Task to carry out – Locate every line in the records below that contains the word "mean", and copy each one.

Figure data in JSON
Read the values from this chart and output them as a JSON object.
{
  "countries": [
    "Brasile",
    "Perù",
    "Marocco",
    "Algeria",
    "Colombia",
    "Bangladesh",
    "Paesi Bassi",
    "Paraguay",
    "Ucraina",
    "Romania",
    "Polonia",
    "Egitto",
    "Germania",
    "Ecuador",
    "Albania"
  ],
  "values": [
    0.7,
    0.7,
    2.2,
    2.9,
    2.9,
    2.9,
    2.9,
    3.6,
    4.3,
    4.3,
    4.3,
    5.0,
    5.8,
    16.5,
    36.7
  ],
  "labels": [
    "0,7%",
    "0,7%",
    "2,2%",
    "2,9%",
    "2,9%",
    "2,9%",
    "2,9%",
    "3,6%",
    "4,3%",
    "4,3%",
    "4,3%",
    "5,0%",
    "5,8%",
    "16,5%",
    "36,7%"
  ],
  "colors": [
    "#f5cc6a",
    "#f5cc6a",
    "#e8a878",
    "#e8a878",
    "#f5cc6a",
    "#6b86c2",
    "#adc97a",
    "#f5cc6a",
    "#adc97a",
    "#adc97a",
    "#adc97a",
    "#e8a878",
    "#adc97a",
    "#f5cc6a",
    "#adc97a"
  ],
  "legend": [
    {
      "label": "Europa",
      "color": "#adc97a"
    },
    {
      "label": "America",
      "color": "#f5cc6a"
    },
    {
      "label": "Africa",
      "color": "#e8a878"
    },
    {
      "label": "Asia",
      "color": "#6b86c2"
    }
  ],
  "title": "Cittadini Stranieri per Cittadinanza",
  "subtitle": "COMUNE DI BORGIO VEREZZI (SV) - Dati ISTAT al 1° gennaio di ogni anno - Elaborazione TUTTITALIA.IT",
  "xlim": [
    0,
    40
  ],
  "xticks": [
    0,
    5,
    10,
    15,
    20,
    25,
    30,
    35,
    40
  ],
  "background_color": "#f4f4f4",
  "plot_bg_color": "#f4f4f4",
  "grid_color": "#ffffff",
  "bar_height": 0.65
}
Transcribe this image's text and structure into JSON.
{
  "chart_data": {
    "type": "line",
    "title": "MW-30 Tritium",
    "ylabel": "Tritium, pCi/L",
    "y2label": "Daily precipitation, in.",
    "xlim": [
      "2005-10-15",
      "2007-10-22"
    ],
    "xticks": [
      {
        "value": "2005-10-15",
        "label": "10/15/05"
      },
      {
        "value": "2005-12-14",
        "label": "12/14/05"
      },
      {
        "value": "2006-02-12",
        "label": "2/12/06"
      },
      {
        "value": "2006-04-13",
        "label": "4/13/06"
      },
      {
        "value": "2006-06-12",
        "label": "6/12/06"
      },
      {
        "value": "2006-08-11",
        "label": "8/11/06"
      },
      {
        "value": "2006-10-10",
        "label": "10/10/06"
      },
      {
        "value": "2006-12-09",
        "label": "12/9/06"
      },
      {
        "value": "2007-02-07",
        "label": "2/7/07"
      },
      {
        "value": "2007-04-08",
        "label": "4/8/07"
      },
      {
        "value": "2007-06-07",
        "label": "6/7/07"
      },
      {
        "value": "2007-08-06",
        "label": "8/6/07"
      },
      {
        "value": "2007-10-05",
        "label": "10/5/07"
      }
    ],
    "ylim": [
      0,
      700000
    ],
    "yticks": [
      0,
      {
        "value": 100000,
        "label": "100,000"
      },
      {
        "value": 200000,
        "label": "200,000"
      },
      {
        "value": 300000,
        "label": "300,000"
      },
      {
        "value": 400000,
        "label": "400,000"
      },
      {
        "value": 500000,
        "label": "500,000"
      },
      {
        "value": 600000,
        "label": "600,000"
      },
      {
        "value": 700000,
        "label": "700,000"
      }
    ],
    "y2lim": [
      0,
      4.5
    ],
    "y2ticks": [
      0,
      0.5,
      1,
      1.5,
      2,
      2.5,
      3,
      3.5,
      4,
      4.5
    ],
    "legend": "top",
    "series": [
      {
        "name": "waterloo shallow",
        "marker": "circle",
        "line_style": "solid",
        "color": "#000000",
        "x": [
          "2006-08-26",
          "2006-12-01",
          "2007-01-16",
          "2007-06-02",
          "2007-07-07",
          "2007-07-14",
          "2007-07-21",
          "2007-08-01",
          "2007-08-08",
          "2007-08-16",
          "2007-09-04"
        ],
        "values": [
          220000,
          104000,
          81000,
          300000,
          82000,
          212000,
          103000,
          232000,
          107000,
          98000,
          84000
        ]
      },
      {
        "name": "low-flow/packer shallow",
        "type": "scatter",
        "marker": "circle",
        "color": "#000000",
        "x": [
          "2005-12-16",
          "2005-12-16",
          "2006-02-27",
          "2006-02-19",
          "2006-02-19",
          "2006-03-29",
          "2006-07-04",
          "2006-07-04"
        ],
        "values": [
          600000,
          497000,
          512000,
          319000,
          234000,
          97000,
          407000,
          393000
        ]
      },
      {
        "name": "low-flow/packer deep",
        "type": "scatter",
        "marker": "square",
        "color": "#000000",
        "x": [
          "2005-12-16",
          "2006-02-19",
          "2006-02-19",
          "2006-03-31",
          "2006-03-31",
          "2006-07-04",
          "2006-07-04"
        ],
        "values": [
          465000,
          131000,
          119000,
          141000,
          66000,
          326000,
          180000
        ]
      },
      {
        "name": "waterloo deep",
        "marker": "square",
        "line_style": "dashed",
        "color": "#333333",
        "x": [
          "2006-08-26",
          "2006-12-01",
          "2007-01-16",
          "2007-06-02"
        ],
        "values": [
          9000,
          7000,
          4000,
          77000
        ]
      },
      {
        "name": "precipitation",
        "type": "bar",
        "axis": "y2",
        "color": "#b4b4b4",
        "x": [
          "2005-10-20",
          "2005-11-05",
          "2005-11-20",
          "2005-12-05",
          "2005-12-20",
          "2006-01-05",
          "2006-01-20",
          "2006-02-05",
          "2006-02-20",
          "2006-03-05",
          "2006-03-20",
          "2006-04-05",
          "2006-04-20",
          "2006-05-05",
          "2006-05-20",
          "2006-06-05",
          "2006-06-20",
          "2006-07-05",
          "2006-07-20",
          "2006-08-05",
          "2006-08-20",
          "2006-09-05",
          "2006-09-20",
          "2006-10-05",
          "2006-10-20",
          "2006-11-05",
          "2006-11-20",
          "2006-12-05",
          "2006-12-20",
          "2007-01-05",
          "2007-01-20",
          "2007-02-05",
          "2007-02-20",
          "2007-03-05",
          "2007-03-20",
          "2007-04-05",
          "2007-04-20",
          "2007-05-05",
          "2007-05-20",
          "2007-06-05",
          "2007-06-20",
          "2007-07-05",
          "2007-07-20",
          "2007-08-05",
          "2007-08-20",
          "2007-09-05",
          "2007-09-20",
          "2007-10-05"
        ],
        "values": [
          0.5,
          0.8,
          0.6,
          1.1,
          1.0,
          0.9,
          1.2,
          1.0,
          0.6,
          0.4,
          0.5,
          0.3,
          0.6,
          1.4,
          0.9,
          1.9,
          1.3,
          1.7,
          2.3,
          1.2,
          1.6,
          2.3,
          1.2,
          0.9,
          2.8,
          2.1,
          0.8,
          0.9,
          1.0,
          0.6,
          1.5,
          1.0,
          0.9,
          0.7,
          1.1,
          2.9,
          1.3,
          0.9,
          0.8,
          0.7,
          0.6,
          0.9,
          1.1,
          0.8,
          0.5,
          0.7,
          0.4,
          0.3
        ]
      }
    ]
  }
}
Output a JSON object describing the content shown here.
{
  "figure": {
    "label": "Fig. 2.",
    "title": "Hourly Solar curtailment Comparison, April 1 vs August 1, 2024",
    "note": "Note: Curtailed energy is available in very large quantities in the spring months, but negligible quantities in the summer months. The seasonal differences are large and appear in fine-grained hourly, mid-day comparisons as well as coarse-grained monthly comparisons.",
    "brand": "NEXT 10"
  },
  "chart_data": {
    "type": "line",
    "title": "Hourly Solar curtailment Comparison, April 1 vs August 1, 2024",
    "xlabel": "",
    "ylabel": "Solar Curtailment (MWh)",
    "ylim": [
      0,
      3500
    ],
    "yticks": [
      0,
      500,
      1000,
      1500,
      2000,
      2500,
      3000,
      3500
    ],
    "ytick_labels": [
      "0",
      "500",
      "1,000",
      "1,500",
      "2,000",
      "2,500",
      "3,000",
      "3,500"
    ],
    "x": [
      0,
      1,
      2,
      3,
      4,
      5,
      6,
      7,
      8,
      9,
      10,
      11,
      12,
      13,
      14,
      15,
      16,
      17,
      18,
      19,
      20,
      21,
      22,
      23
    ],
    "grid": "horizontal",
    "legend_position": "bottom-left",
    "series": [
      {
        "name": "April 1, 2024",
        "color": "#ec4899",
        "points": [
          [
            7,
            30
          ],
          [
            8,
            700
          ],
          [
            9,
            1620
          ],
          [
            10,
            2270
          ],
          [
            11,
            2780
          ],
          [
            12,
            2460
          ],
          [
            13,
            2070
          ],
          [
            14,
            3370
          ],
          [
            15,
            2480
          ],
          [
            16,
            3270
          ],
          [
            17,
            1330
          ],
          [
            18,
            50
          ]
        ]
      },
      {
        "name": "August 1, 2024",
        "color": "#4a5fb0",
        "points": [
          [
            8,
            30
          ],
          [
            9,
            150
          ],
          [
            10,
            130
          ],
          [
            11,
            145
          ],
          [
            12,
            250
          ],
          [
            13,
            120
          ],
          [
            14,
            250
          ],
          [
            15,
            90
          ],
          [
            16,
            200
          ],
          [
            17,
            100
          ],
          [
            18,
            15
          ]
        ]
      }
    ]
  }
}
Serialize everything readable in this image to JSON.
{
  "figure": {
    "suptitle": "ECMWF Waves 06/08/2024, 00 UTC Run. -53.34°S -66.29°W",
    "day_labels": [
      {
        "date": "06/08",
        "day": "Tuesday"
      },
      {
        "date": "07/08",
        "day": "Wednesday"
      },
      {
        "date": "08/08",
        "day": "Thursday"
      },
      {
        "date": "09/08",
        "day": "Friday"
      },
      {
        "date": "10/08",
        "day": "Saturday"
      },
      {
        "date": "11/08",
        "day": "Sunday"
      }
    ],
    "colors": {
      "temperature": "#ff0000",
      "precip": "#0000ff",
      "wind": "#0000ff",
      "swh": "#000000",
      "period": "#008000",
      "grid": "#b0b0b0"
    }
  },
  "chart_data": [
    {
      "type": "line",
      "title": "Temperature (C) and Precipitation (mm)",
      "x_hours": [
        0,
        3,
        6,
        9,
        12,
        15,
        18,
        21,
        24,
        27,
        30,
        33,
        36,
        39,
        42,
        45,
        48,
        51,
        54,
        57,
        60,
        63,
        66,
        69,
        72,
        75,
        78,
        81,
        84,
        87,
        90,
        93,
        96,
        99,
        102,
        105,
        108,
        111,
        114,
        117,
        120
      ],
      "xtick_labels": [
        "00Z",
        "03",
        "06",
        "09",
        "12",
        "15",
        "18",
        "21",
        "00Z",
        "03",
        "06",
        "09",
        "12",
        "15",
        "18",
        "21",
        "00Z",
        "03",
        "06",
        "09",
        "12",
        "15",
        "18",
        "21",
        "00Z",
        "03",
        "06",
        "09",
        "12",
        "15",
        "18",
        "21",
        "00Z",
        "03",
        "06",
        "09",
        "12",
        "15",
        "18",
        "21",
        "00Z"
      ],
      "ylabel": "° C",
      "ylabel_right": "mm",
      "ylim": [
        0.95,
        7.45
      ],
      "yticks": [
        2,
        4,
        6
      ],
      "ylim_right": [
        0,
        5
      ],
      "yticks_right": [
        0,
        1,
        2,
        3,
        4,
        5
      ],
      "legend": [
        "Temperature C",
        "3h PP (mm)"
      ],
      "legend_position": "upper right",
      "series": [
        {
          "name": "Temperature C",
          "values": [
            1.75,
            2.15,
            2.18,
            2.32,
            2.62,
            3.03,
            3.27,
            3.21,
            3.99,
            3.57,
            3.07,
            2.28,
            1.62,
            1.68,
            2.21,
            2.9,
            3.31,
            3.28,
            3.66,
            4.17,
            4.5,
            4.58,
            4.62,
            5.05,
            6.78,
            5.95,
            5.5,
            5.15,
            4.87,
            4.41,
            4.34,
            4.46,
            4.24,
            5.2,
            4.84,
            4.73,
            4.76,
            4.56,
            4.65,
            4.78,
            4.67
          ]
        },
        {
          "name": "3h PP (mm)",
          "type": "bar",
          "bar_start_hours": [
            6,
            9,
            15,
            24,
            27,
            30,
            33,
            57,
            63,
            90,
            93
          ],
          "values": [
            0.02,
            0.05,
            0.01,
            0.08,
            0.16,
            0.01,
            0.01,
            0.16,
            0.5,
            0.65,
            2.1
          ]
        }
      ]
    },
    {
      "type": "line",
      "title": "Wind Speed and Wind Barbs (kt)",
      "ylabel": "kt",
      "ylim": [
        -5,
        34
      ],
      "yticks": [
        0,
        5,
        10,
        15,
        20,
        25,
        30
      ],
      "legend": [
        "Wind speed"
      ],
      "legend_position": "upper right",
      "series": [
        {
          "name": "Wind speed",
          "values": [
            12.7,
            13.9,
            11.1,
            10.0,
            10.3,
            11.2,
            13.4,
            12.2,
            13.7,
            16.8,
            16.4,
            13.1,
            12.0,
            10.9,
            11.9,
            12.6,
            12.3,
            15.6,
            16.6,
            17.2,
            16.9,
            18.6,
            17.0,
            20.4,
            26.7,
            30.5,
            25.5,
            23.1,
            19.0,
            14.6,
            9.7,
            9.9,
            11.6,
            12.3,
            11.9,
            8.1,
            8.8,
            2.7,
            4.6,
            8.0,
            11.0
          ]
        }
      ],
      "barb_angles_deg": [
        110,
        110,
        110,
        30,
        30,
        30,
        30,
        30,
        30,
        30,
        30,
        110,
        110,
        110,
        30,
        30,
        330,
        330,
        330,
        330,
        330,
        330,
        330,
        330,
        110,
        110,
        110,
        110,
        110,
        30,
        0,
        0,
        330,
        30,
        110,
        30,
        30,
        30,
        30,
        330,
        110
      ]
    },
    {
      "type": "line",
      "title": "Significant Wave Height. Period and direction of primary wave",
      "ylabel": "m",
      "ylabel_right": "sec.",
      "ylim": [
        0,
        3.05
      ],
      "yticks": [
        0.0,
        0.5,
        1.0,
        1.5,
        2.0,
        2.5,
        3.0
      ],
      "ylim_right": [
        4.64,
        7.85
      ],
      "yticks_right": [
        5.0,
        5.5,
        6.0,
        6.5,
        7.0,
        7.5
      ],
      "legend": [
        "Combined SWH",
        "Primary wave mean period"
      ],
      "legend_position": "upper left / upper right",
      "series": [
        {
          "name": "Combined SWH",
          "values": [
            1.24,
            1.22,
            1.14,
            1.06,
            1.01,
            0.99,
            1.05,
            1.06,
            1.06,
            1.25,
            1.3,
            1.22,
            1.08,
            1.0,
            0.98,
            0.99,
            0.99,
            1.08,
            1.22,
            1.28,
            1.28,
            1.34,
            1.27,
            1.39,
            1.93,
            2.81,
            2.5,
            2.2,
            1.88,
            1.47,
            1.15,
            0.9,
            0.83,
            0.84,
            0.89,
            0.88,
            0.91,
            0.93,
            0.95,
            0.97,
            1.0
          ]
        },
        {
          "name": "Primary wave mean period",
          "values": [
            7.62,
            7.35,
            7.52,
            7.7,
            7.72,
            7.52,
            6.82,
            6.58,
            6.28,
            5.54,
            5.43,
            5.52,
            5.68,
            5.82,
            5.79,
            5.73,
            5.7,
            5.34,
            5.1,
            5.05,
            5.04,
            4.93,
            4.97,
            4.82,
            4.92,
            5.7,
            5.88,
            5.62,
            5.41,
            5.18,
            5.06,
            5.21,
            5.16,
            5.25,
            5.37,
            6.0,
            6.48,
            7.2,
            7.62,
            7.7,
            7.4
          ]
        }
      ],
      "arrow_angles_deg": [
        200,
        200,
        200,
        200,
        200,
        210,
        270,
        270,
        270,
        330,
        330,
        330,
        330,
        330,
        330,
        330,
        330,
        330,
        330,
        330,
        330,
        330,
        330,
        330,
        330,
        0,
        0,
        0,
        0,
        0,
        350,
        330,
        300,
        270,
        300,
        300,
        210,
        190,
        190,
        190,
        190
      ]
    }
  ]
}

Response to the exercise –
        "Primary wave mean period"
          "name": "Primary wave mean period",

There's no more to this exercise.